■ INSTRUCTIONS FOR THE TASK:
Write out the items below exactly as they appear, from their very first line through the line that contains "179, 71, 194]".

■ DATA SHOWN:
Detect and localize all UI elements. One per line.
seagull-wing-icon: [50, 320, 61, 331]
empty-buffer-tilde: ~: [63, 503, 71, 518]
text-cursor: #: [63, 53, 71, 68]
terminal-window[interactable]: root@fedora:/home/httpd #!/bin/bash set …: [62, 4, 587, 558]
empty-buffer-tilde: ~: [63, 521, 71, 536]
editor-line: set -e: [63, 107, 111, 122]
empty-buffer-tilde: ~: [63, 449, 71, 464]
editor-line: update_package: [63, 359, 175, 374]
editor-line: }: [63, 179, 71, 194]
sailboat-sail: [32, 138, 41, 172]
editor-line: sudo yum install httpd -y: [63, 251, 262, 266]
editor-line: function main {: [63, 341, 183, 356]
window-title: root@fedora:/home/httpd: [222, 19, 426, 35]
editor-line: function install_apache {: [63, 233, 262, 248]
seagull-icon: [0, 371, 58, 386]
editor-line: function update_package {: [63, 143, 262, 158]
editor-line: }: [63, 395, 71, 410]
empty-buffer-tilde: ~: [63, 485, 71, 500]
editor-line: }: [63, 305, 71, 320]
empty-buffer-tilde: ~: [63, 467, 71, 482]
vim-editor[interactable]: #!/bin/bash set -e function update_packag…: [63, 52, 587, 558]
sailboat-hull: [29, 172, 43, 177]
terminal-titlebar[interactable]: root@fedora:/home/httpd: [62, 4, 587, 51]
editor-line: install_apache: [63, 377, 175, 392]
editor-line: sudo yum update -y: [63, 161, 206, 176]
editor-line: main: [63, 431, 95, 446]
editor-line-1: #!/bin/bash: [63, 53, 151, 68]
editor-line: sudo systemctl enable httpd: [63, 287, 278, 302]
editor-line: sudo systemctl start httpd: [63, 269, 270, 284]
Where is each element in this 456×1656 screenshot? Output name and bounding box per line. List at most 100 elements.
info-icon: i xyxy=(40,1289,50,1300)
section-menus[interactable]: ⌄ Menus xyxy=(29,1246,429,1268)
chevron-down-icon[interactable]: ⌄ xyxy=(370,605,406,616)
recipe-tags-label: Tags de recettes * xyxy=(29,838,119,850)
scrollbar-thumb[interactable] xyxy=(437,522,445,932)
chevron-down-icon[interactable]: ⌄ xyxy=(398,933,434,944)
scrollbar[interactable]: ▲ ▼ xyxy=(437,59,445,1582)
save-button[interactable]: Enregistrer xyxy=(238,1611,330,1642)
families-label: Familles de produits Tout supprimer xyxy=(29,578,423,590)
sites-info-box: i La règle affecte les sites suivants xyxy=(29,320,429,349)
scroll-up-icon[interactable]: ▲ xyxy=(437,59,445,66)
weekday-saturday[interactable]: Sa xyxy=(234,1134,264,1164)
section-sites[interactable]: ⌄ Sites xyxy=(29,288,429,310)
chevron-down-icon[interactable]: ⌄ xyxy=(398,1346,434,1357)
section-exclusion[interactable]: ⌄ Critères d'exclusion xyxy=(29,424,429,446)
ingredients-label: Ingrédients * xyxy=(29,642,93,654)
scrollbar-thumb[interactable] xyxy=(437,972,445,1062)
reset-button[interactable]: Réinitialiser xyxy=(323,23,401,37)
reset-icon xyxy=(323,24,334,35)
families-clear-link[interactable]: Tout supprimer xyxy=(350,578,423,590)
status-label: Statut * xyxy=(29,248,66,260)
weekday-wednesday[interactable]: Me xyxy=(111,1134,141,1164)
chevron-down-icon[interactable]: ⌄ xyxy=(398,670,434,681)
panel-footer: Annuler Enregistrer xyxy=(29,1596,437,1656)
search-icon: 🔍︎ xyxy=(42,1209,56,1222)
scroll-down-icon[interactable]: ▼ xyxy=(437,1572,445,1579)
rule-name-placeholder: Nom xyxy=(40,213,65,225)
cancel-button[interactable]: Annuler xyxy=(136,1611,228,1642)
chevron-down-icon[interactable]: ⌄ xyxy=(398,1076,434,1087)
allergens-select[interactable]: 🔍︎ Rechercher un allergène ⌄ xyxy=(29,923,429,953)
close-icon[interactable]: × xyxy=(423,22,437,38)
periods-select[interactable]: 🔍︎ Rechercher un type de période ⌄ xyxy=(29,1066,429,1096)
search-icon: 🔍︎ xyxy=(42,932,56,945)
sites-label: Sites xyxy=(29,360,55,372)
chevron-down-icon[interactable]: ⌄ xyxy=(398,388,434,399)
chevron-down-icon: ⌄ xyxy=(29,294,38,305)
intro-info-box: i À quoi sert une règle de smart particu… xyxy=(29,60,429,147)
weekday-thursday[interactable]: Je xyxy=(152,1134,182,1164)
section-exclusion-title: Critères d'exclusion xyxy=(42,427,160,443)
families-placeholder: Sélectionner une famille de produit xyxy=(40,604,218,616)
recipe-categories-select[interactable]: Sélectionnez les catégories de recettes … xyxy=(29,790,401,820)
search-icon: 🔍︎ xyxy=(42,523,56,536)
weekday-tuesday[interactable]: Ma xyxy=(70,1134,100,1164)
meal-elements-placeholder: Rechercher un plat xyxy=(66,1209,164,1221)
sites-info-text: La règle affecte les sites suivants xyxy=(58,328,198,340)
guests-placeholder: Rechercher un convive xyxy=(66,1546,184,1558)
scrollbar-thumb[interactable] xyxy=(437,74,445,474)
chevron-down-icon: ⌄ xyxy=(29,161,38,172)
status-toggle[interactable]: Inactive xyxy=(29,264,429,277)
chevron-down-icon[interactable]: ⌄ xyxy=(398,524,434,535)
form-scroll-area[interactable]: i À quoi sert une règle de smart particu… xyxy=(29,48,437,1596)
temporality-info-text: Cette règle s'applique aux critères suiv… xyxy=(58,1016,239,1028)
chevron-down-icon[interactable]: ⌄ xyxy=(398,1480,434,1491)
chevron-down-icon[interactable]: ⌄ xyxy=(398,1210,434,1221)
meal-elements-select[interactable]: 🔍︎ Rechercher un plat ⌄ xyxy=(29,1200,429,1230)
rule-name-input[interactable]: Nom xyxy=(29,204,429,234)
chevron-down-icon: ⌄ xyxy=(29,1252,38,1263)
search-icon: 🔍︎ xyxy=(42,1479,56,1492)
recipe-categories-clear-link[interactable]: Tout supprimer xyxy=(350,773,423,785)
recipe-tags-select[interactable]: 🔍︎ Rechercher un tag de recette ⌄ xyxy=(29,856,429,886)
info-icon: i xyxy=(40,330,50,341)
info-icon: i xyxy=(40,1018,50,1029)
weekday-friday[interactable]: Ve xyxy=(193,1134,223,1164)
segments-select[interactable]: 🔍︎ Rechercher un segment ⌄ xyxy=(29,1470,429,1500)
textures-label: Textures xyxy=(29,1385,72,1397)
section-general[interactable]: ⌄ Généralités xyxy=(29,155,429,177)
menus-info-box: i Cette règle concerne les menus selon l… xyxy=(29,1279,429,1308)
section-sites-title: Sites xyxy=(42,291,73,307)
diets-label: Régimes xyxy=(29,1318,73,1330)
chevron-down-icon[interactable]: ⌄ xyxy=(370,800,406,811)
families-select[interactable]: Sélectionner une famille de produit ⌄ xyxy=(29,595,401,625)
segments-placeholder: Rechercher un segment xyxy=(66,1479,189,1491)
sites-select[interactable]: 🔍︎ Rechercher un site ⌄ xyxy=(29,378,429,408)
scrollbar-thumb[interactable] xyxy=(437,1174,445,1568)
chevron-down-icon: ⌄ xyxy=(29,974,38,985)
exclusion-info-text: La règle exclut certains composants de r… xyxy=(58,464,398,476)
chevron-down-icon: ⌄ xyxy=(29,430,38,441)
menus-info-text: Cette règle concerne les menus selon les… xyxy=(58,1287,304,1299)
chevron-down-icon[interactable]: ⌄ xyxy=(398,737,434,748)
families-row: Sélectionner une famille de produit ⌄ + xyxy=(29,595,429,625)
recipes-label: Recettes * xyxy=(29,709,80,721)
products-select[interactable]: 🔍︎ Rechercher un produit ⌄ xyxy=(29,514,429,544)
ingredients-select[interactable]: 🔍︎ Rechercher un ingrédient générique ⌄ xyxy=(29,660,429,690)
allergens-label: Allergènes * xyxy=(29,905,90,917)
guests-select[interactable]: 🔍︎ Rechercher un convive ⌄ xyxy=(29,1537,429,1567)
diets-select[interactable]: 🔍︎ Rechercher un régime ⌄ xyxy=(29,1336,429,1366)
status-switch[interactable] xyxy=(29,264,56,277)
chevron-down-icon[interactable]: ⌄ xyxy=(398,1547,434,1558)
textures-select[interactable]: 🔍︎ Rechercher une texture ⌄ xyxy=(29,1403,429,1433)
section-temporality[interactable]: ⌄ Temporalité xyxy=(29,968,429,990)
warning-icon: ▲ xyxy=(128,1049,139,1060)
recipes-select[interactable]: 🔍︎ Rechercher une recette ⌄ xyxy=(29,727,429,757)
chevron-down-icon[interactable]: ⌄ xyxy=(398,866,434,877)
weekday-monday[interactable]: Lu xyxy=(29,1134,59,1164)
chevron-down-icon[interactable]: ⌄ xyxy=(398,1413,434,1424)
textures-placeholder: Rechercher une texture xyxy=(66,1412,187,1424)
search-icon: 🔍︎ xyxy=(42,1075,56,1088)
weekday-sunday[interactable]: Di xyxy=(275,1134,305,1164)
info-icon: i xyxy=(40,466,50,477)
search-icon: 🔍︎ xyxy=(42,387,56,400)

■ SOLUTION FOR THIS PROBLEM:
Detect and localize all UI elements. One per line.
seagull-wing-icon: [50, 320, 61, 331]
empty-buffer-tilde: ~: [63, 503, 71, 518]
text-cursor: #: [63, 53, 71, 68]
terminal-window[interactable]: root@fedora:/home/httpd #!/bin/bash set …: [62, 4, 587, 558]
empty-buffer-tilde: ~: [63, 521, 71, 536]
editor-line: set -e: [63, 107, 111, 122]
empty-buffer-tilde: ~: [63, 449, 71, 464]
editor-line: update_package: [63, 359, 175, 374]
editor-line: }: [63, 179, 71, 194]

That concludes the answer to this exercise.